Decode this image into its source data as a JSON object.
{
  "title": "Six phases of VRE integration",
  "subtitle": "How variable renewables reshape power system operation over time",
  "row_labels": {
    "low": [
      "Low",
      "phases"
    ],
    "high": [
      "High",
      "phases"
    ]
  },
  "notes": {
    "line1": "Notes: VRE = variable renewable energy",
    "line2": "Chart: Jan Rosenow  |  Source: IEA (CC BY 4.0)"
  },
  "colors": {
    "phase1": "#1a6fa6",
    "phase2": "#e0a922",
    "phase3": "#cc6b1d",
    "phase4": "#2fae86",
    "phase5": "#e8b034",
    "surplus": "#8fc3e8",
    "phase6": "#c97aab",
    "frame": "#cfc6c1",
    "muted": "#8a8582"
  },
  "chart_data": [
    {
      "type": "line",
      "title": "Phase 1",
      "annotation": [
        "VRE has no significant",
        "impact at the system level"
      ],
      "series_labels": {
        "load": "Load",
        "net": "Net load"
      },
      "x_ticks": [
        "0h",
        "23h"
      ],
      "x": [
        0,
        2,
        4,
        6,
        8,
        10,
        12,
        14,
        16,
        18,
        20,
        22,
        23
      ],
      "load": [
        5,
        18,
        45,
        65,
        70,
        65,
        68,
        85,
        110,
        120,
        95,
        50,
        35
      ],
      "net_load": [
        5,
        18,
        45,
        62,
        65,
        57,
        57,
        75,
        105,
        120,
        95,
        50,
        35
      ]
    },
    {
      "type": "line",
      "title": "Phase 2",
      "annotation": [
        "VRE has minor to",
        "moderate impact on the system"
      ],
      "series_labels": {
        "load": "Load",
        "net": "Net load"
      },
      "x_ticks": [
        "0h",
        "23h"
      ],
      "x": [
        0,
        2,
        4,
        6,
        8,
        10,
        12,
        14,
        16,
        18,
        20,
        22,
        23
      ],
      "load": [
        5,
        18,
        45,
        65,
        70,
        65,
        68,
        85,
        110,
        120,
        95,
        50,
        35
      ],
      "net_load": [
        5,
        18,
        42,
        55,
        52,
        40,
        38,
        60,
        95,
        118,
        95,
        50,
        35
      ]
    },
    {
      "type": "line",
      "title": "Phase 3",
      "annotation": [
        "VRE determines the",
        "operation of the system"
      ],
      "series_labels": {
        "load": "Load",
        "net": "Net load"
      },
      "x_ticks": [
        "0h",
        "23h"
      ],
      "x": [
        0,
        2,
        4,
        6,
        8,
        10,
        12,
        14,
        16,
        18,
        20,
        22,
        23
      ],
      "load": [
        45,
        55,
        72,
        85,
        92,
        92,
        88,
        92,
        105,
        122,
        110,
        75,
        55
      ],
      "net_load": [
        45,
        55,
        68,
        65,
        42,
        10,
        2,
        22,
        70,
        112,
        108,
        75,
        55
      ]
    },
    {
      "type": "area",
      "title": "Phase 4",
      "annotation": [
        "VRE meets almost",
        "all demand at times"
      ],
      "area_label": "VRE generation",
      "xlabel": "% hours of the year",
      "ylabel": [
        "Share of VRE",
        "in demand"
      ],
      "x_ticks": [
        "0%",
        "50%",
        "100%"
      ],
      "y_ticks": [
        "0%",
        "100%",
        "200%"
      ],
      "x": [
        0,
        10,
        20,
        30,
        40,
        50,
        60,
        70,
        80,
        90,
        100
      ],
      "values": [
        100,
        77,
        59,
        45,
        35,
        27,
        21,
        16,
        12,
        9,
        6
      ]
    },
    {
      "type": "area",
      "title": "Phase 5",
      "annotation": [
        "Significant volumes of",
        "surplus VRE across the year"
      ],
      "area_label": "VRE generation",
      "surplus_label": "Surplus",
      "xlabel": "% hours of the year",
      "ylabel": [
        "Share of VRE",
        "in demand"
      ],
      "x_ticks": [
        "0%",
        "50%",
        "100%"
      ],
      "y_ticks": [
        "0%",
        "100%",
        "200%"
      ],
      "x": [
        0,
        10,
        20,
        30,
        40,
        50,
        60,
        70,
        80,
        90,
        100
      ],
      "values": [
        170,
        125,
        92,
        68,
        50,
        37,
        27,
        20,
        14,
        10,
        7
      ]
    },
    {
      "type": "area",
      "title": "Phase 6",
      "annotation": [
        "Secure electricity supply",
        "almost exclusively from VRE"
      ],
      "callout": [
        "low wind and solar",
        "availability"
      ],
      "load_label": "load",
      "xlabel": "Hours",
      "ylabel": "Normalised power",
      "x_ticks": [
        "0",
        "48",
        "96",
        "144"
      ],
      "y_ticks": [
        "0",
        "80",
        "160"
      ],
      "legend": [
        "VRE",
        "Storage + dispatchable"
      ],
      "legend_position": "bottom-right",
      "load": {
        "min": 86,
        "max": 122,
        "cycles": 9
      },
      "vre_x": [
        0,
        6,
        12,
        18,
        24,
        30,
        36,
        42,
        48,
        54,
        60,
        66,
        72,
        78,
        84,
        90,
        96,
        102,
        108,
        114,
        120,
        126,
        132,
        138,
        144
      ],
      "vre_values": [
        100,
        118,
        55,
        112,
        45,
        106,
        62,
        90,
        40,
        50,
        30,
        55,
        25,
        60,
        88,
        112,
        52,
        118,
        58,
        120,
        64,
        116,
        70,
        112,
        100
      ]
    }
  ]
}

____

The task:
Identify the lines in the entries above that contain "power", then copy them out.

Full response:
  "subtitle": "How variable renewables reshape power system operation over time",
      "ylabel": "Normalised power",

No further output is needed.